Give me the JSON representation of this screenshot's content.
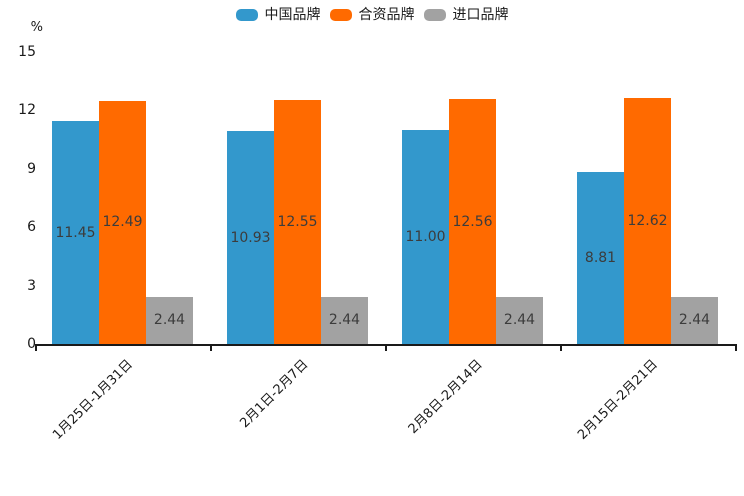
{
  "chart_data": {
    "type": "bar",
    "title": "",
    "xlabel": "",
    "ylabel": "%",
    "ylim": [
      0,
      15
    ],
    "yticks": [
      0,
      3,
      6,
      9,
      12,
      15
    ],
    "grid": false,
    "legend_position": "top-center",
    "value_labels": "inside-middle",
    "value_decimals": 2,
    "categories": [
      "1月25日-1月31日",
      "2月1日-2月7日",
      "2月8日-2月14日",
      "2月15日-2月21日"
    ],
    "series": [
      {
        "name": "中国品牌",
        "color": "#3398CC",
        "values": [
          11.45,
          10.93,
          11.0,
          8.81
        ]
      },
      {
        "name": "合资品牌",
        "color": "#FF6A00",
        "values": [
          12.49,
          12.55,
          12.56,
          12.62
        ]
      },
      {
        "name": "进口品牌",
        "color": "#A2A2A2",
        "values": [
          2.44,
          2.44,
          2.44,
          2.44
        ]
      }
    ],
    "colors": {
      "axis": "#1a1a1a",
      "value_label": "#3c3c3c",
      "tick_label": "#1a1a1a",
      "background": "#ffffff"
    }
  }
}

━━━

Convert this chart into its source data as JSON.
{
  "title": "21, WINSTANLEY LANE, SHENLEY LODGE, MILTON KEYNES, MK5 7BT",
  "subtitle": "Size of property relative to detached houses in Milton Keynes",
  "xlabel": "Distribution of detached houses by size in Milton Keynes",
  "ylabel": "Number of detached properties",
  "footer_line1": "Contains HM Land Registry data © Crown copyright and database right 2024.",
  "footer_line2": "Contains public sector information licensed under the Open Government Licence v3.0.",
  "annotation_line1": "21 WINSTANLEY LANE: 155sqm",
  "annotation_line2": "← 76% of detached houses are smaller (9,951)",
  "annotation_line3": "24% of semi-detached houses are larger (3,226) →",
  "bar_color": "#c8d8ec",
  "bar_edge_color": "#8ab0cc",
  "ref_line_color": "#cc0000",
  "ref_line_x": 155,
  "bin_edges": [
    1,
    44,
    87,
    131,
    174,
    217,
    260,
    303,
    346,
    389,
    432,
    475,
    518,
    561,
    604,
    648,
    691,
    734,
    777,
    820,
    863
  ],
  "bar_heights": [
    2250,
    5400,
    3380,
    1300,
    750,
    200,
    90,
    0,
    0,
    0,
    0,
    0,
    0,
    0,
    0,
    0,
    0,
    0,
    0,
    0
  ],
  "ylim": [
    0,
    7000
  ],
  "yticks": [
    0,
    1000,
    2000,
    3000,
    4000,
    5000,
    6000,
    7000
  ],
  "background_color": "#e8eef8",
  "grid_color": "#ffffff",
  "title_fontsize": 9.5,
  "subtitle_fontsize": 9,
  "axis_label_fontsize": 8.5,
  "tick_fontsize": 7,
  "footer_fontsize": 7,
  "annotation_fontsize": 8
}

━━━

STATED EXERCISE :: Above are records; say how many of their lines contain the word "JSON", giving only the number.

RESPONSE TO THE EXERCISE :: 2